> What the exercise asks: Find the word "which" in the material below and gather every line that contains it.

> Provided records:

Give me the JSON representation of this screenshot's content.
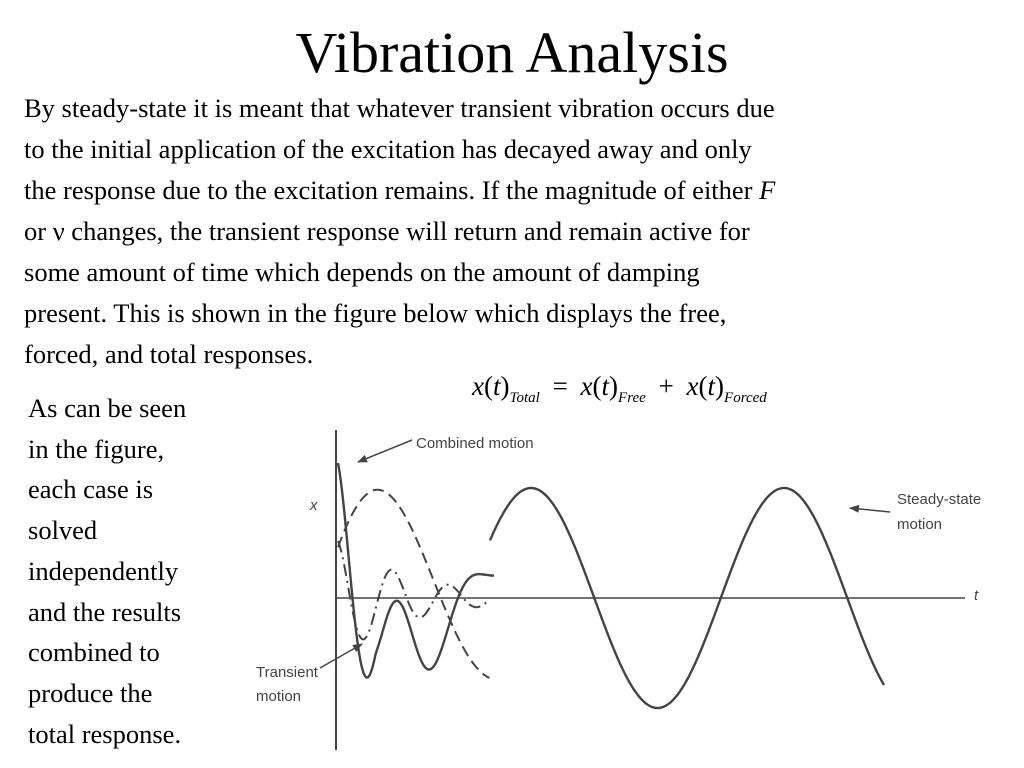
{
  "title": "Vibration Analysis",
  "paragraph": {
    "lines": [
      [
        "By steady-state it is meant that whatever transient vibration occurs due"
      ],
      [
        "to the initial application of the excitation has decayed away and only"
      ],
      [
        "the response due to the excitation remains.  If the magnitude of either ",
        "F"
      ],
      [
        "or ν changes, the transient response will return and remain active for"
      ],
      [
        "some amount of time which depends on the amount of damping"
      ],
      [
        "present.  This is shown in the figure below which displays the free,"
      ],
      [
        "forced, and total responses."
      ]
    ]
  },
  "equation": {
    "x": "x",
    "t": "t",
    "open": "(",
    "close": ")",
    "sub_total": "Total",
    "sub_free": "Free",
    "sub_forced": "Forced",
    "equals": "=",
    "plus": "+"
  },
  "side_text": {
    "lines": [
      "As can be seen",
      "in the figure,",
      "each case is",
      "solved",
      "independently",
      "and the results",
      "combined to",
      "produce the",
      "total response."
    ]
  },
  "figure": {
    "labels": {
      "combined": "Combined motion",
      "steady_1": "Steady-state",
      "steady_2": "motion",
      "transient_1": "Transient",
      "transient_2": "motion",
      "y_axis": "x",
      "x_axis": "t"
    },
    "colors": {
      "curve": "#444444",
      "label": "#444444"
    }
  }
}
* * *
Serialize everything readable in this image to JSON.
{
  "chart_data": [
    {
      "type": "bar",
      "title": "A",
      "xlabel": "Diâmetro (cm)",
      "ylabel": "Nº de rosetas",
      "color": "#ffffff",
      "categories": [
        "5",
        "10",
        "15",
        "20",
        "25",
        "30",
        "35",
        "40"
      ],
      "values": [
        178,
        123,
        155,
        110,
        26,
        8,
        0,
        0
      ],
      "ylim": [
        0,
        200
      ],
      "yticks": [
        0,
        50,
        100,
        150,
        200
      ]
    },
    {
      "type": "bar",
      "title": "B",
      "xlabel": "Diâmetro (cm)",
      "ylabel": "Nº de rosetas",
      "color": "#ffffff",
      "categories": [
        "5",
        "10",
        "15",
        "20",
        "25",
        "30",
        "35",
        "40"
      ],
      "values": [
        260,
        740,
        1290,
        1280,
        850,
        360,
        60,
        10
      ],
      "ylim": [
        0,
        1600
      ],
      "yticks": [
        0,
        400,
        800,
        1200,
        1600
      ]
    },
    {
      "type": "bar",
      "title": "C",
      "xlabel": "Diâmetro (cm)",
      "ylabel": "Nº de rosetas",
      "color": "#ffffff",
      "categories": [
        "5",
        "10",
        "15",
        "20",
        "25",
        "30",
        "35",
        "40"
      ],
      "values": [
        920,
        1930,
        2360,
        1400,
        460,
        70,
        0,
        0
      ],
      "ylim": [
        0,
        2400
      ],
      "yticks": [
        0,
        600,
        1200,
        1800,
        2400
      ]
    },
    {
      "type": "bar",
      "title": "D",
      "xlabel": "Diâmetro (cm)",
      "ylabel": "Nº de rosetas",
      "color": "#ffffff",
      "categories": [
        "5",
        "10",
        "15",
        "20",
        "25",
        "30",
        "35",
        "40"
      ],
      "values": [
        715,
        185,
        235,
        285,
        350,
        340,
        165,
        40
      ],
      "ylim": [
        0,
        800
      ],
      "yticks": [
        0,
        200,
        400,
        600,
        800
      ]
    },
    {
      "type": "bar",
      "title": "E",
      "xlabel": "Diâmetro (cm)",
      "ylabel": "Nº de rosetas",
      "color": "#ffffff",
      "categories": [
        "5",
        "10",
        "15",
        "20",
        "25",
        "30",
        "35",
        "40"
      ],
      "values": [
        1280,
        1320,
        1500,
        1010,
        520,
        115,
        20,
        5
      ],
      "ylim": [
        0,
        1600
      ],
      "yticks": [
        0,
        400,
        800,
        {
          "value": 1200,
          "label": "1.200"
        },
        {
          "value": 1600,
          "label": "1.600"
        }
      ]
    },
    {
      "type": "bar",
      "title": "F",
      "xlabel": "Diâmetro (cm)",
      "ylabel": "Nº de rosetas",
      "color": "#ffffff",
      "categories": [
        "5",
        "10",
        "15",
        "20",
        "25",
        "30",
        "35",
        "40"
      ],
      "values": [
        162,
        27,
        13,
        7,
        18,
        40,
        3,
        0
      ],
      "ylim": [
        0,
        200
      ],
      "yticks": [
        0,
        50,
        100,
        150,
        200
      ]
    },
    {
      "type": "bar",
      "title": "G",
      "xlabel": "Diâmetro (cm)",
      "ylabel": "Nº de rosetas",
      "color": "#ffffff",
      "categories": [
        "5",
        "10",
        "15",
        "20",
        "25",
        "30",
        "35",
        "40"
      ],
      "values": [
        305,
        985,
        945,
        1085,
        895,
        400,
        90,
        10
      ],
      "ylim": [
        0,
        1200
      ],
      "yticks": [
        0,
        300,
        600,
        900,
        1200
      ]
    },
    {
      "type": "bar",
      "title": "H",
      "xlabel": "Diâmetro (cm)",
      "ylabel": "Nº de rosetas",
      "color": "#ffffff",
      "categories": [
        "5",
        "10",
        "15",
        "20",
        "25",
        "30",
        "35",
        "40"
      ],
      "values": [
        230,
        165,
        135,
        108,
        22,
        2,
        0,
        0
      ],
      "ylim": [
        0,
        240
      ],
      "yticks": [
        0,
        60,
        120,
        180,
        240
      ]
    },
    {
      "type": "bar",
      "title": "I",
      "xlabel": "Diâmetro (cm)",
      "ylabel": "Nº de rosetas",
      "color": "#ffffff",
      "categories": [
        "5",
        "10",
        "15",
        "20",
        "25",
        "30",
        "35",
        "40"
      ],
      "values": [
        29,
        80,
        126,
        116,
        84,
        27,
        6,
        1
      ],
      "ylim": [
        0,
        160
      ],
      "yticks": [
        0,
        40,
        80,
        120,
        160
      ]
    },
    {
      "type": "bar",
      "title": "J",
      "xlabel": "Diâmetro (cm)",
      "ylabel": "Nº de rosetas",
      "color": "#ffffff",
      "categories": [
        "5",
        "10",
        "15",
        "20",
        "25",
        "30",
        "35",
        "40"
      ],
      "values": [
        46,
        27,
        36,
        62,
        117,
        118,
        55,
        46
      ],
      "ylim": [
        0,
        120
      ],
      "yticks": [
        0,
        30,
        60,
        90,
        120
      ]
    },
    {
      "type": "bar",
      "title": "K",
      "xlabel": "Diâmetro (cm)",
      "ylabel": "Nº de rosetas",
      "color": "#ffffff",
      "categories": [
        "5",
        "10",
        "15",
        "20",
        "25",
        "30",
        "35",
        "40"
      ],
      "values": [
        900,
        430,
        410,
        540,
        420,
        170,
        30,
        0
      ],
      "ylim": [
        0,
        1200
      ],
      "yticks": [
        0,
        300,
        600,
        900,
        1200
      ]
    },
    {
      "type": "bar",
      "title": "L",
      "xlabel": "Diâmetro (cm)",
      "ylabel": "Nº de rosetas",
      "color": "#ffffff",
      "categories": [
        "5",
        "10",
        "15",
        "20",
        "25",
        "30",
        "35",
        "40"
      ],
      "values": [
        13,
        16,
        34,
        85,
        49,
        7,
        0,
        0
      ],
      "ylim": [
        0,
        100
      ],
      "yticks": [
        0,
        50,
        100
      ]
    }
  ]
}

> Completed exercise:
        "some amount of time which depends on the amount of damping"
        "present.  This is shown in the figure below which displays the free,"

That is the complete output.